**What the task requires**
Go through the lines below. Copy those with "title".

**Records for this task**
════════════════════
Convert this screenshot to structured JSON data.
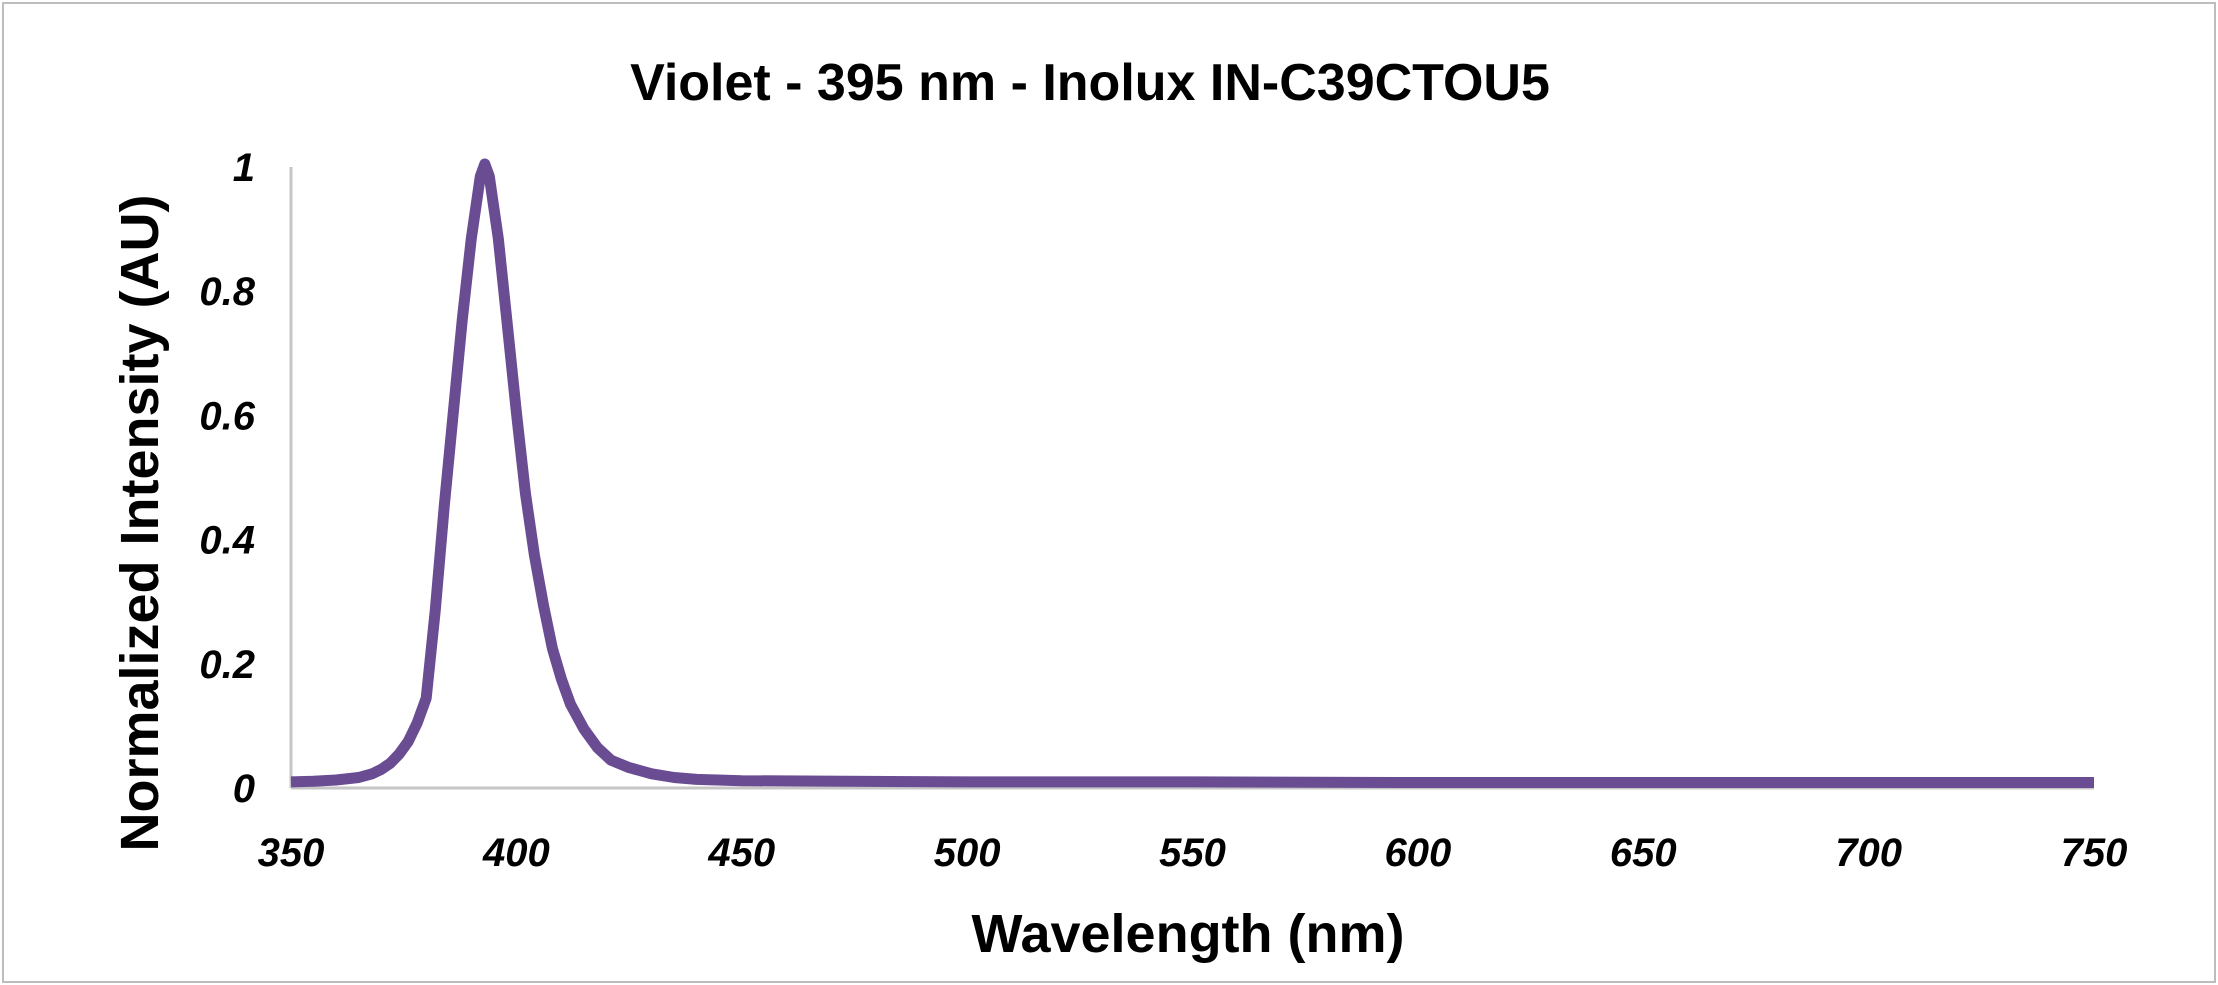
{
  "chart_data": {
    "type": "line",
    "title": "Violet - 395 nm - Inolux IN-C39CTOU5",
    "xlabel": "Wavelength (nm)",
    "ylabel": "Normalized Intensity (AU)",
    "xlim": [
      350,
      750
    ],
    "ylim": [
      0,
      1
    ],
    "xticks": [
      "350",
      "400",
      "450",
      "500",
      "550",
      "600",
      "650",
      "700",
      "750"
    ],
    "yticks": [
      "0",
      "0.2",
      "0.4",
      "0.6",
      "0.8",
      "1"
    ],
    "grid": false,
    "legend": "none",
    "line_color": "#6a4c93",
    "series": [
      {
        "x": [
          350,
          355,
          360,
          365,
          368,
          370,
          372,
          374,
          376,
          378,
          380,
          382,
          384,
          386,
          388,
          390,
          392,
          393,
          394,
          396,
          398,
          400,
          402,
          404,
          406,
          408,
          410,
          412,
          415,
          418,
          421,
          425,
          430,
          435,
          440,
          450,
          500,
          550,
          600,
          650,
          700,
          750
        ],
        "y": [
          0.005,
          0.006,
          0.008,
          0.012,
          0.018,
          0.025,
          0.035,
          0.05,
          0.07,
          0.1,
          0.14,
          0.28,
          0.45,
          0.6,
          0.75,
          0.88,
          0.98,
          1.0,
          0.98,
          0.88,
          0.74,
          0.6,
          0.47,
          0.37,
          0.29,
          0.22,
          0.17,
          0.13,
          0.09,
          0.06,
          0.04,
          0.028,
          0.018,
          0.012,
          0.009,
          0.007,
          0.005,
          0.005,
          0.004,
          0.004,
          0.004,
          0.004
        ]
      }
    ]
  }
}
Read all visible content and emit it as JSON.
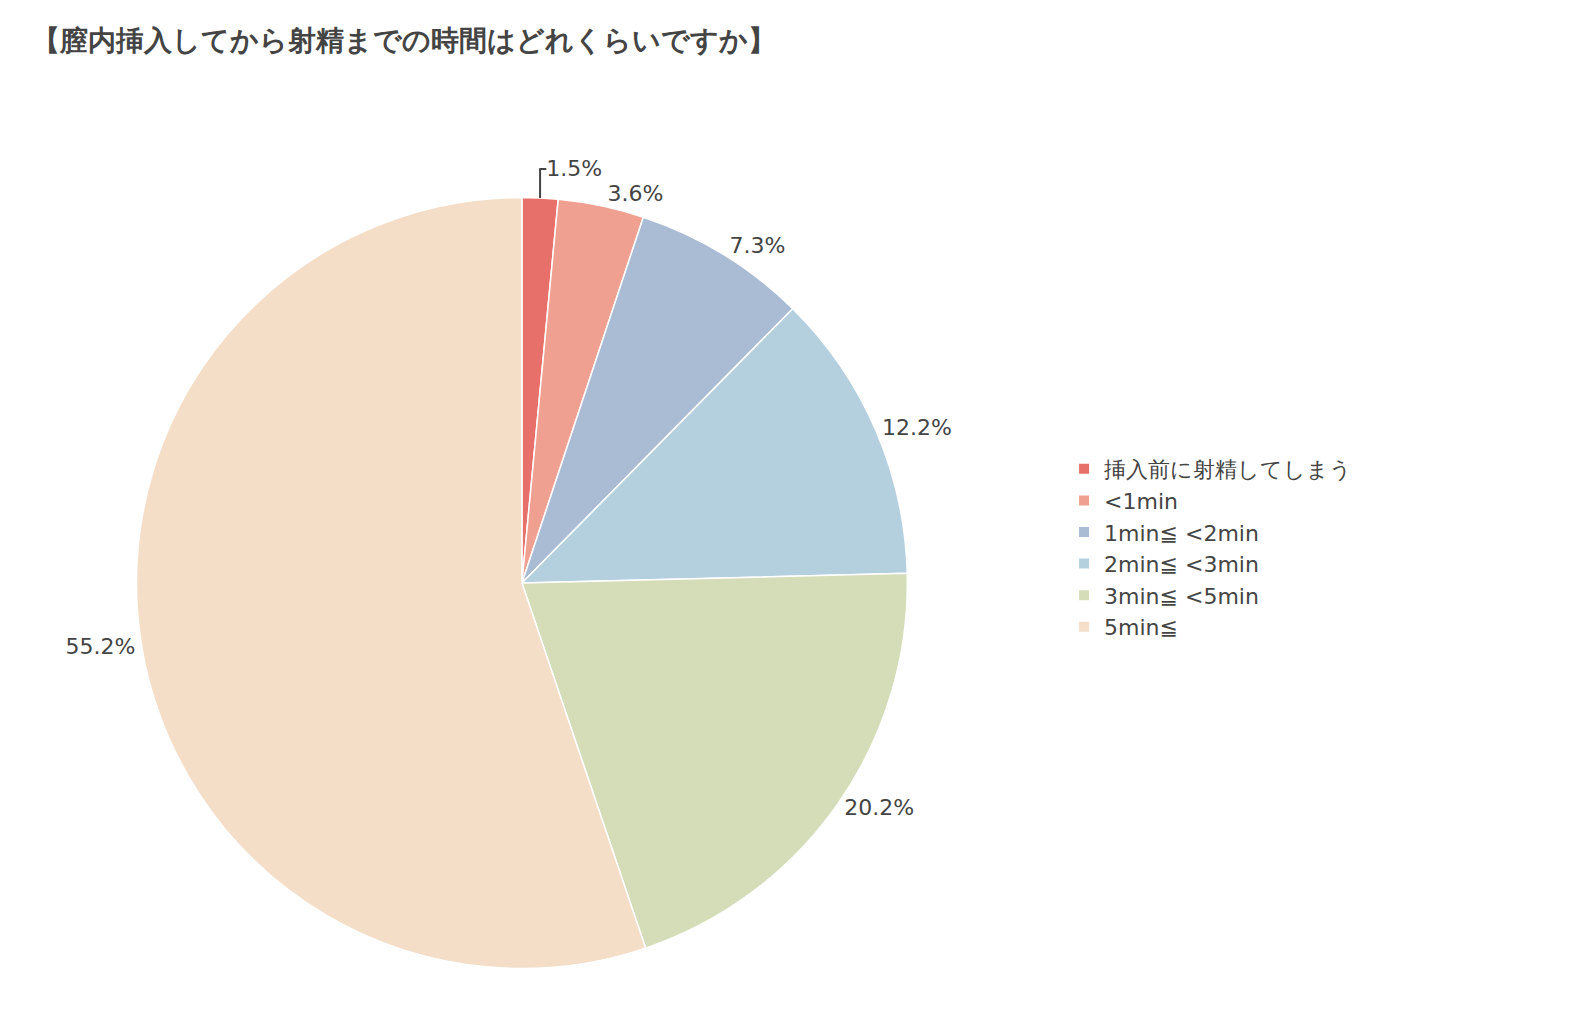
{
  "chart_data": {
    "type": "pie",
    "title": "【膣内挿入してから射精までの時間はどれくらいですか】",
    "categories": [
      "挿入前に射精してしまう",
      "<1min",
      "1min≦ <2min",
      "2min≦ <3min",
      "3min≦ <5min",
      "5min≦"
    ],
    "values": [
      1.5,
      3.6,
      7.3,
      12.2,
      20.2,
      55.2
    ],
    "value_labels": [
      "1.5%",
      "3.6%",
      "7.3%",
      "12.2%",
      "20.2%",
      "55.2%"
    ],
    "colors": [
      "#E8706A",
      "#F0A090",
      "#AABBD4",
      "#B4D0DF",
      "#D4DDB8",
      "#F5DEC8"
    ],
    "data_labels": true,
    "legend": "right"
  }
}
════════════════════
**Solution for this problem**
    "title": "Violet - 395 nm - Inolux IN-C39CTOU5",
    "title": "【膣内挿入してから射精までの時間はどれくらいですか】",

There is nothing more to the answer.